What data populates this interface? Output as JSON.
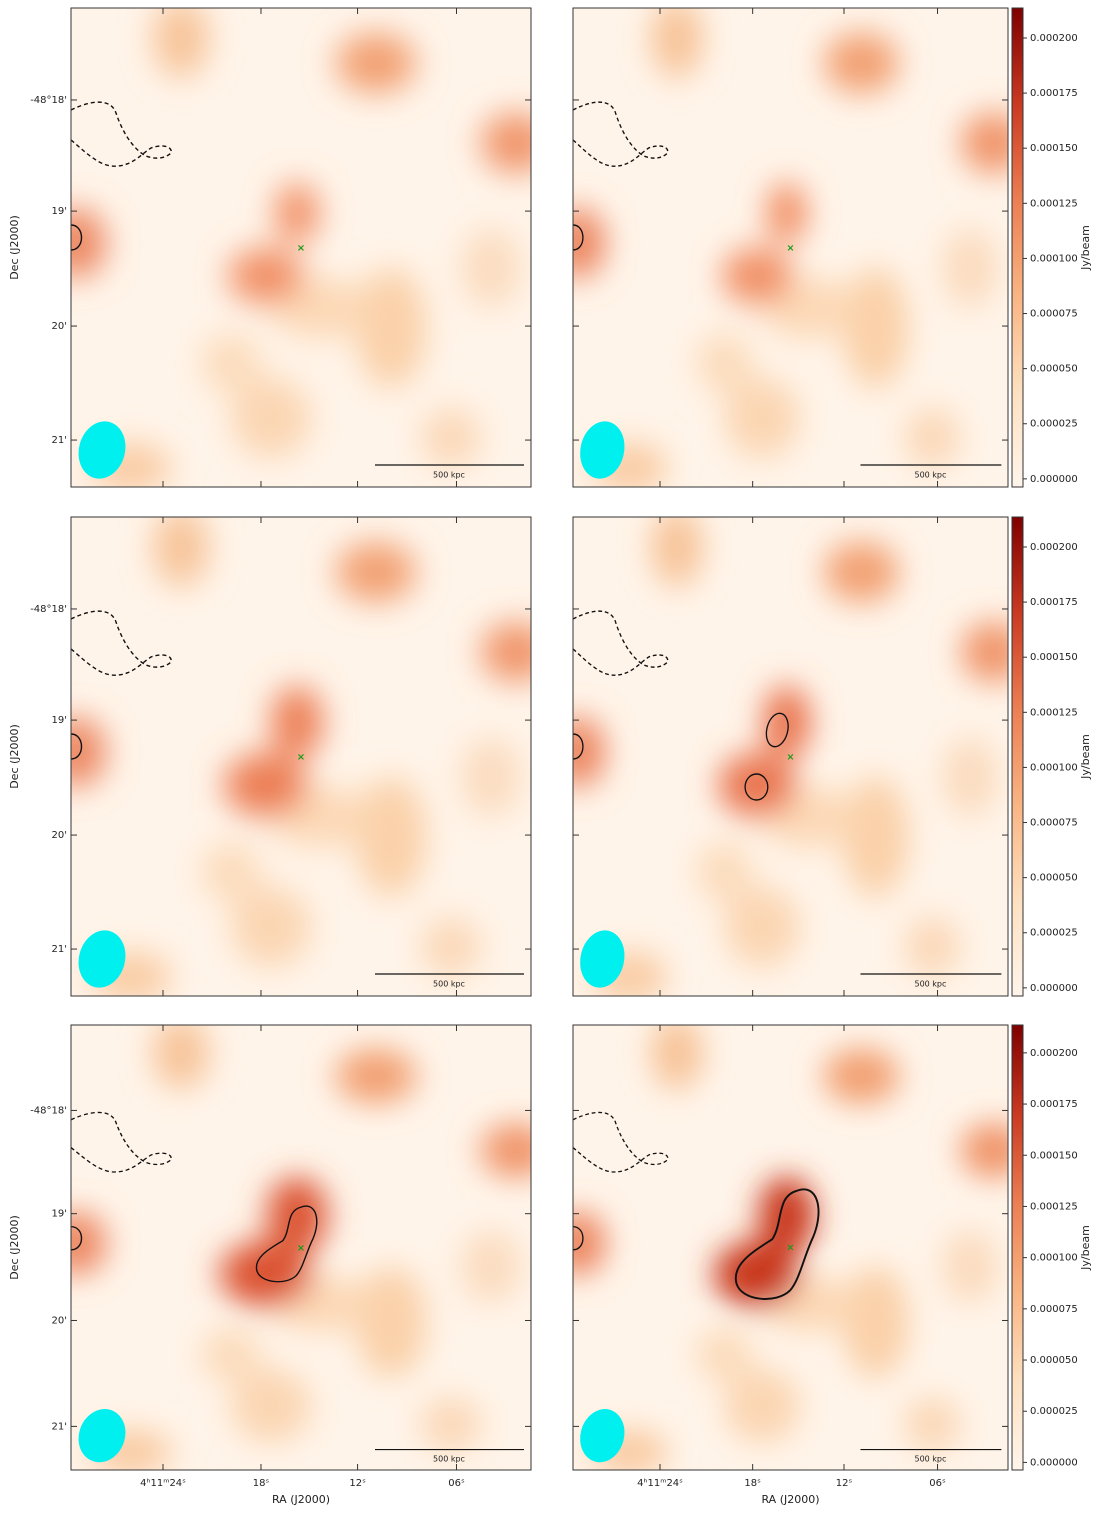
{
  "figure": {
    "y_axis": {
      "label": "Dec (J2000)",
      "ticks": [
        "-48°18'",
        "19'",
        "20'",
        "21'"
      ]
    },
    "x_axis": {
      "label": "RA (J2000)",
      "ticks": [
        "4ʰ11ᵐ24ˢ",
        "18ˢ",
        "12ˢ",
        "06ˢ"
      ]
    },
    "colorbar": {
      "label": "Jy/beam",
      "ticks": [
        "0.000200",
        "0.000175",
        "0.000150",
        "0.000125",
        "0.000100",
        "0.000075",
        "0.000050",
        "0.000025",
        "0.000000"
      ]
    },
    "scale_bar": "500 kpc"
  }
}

***

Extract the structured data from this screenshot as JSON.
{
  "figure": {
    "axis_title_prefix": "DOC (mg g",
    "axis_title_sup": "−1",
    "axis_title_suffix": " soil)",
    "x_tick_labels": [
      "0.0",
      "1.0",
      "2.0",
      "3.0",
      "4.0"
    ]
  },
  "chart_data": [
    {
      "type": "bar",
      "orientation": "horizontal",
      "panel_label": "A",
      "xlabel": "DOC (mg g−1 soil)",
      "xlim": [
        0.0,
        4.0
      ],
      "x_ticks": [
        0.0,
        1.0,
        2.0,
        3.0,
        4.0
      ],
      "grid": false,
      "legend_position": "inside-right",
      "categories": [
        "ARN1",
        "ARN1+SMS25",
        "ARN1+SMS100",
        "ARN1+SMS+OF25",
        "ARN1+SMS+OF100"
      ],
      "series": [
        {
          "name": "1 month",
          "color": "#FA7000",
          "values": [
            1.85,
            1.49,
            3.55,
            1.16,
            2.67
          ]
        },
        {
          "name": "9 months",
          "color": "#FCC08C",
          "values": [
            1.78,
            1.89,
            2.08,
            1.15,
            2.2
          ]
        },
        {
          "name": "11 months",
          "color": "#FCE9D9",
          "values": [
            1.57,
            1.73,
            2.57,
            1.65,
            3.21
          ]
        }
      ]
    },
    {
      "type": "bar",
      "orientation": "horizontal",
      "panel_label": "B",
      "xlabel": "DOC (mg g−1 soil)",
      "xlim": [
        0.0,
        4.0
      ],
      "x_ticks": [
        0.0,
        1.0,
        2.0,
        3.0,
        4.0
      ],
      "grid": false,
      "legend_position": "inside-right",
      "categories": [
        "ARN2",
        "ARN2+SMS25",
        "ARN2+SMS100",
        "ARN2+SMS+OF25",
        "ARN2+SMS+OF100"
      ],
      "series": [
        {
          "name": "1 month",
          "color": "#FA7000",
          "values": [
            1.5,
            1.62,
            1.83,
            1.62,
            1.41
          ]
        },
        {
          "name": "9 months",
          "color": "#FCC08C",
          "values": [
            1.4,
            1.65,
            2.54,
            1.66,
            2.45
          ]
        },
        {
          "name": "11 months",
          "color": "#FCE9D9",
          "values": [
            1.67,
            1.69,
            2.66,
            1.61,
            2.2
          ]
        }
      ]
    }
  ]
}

***

Find every line that holds "JSON" and copy it.

## Output of the exercise
What data populates this interface? Output as JSON.
Extract the structured data from this screenshot as JSON.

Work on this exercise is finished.